==== Entries

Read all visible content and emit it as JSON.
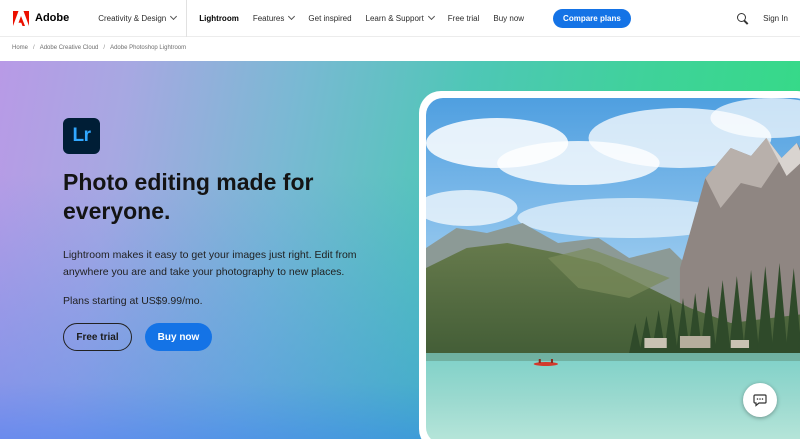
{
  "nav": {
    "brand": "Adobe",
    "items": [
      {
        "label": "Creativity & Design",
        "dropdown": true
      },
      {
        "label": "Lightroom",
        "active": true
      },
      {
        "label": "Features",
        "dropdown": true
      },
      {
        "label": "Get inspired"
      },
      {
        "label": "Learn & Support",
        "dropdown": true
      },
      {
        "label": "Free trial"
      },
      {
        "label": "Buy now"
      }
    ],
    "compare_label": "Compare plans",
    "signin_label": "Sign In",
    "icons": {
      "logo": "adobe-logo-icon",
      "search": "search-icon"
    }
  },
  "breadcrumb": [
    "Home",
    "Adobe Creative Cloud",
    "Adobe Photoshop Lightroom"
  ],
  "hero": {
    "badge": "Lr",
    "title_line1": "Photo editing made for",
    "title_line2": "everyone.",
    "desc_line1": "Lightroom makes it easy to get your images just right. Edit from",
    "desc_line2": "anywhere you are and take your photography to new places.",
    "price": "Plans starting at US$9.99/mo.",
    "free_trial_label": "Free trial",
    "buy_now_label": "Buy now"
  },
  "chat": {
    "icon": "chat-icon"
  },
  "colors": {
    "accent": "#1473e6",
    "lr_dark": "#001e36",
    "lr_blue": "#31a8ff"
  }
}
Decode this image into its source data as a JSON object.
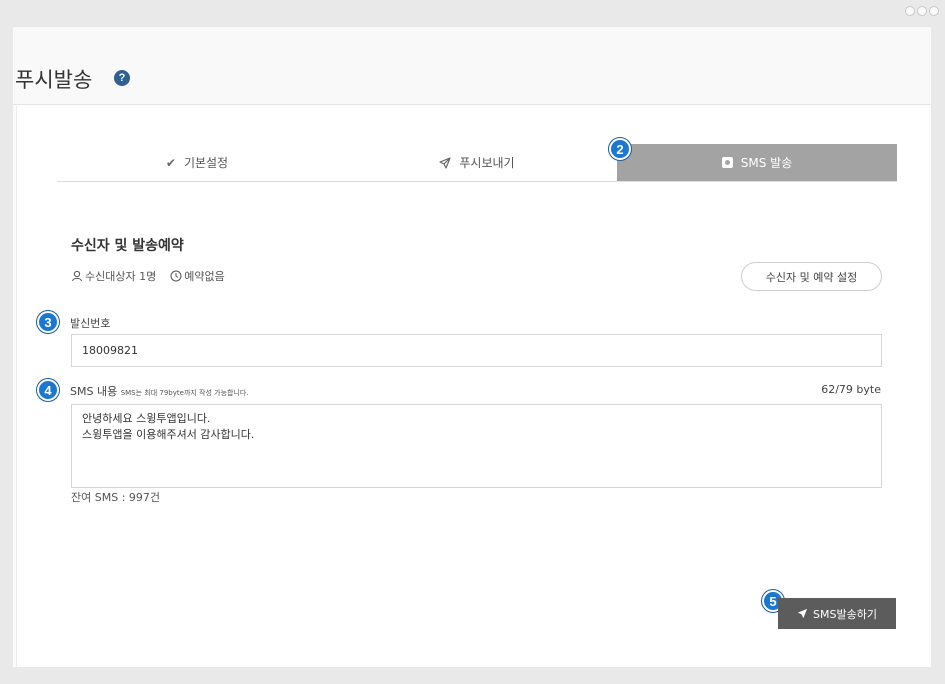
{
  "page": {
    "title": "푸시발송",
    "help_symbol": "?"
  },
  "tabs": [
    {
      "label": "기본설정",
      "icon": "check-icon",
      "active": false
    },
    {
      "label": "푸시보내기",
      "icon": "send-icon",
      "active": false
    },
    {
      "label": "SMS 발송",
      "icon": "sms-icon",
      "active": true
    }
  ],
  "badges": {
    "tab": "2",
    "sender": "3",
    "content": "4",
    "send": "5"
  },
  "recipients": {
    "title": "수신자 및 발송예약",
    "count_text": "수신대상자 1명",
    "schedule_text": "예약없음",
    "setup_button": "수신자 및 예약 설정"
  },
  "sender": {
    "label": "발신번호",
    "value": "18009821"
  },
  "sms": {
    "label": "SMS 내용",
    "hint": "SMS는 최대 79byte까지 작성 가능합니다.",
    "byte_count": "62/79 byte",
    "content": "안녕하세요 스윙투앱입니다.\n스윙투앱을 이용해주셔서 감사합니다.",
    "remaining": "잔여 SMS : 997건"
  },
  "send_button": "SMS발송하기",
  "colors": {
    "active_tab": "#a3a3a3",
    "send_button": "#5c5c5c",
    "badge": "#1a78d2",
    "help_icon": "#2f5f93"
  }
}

========

Brief - Return the entries unchanged, save for the pictures, which do not belong in the copy.

Complete output -
Read all visible content and emit it as JSON.
{
  "nav": {
    "brand": "Adobe",
    "items": [
      {
        "label": "Creativity & Design",
        "dropdown": true
      },
      {
        "label": "Lightroom",
        "active": true
      },
      {
        "label": "Features",
        "dropdown": true
      },
      {
        "label": "Get inspired"
      },
      {
        "label": "Learn & Support",
        "dropdown": true
      },
      {
        "label": "Free trial"
      },
      {
        "label": "Buy now"
      }
    ],
    "compare_label": "Compare plans",
    "signin_label": "Sign In",
    "icons": {
      "logo": "adobe-logo-icon",
      "search": "search-icon"
    }
  },
  "breadcrumb": [
    "Home",
    "Adobe Creative Cloud",
    "Adobe Photoshop Lightroom"
  ],
  "hero": {
    "badge": "Lr",
    "title_line1": "Photo editing made for",
    "title_line2": "everyone.",
    "desc_line1": "Lightroom makes it easy to get your images just right. Edit from",
    "desc_line2": "anywhere you are and take your photography to new places.",
    "price": "Plans starting at US$9.99/mo.",
    "free_trial_label": "Free trial",
    "buy_now_label": "Buy now"
  },
  "chat": {
    "icon": "chat-icon"
  },
  "colors": {
    "accent": "#1473e6",
    "lr_dark": "#001e36",
    "lr_blue": "#31a8ff"
  }
}
Decode this image into its source data as a JSON object.
{
  "page": {
    "title": "푸시발송",
    "help_symbol": "?"
  },
  "tabs": [
    {
      "label": "기본설정",
      "icon": "check-icon",
      "active": false
    },
    {
      "label": "푸시보내기",
      "icon": "send-icon",
      "active": false
    },
    {
      "label": "SMS 발송",
      "icon": "sms-icon",
      "active": true
    }
  ],
  "badges": {
    "tab": "2",
    "sender": "3",
    "content": "4",
    "send": "5"
  },
  "recipients": {
    "title": "수신자 및 발송예약",
    "count_text": "수신대상자 1명",
    "schedule_text": "예약없음",
    "setup_button": "수신자 및 예약 설정"
  },
  "sender": {
    "label": "발신번호",
    "value": "18009821"
  },
  "sms": {
    "label": "SMS 내용",
    "hint": "SMS는 최대 79byte까지 작성 가능합니다.",
    "byte_count": "62/79 byte",
    "content": "안녕하세요 스윙투앱입니다.\n스윙투앱을 이용해주셔서 감사합니다.",
    "remaining": "잔여 SMS : 997건"
  },
  "send_button": "SMS발송하기",
  "colors": {
    "active_tab": "#a3a3a3",
    "send_button": "#5c5c5c",
    "badge": "#1a78d2",
    "help_icon": "#2f5f93"
  }
}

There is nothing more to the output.